* [EXERCISE]
Return each line of the data below verbatim; pictures are to be left out.

[Dataset records]
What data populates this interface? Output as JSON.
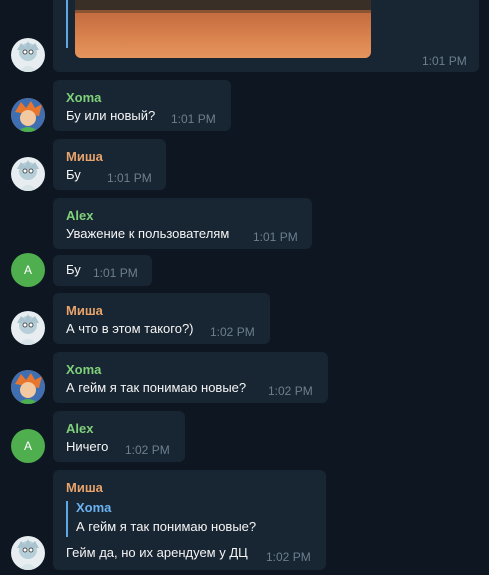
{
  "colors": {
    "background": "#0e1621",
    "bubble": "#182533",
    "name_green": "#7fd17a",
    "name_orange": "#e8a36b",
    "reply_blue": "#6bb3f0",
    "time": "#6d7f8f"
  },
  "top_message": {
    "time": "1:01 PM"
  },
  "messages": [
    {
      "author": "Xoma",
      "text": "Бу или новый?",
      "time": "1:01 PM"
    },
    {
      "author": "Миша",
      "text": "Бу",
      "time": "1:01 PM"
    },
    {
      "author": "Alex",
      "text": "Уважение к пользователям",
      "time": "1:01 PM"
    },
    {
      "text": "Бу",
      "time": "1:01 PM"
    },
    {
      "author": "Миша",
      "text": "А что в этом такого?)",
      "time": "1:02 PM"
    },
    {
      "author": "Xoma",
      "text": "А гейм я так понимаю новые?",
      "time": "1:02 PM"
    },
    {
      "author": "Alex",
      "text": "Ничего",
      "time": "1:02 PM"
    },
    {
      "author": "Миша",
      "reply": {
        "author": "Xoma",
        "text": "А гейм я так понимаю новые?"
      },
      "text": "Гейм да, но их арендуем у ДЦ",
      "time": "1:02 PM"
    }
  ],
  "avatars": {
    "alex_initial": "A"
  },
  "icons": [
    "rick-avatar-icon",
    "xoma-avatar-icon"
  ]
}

* [RESULT OF THE TASK]
What data populates this interface? Output as JSON.
{
  "colors": {
    "background": "#0e1621",
    "bubble": "#182533",
    "name_green": "#7fd17a",
    "name_orange": "#e8a36b",
    "reply_blue": "#6bb3f0",
    "time": "#6d7f8f"
  },
  "top_message": {
    "time": "1:01 PM"
  },
  "messages": [
    {
      "author": "Xoma",
      "text": "Бу или новый?",
      "time": "1:01 PM"
    },
    {
      "author": "Миша",
      "text": "Бу",
      "time": "1:01 PM"
    },
    {
      "author": "Alex",
      "text": "Уважение к пользователям",
      "time": "1:01 PM"
    },
    {
      "text": "Бу",
      "time": "1:01 PM"
    },
    {
      "author": "Миша",
      "text": "А что в этом такого?)",
      "time": "1:02 PM"
    },
    {
      "author": "Xoma",
      "text": "А гейм я так понимаю новые?",
      "time": "1:02 PM"
    },
    {
      "author": "Alex",
      "text": "Ничего",
      "time": "1:02 PM"
    },
    {
      "author": "Миша",
      "reply": {
        "author": "Xoma",
        "text": "А гейм я так понимаю новые?"
      },
      "text": "Гейм да, но их арендуем у ДЦ",
      "time": "1:02 PM"
    }
  ],
  "avatars": {
    "alex_initial": "A"
  },
  "icons": [
    "rick-avatar-icon",
    "xoma-avatar-icon"
  ]
}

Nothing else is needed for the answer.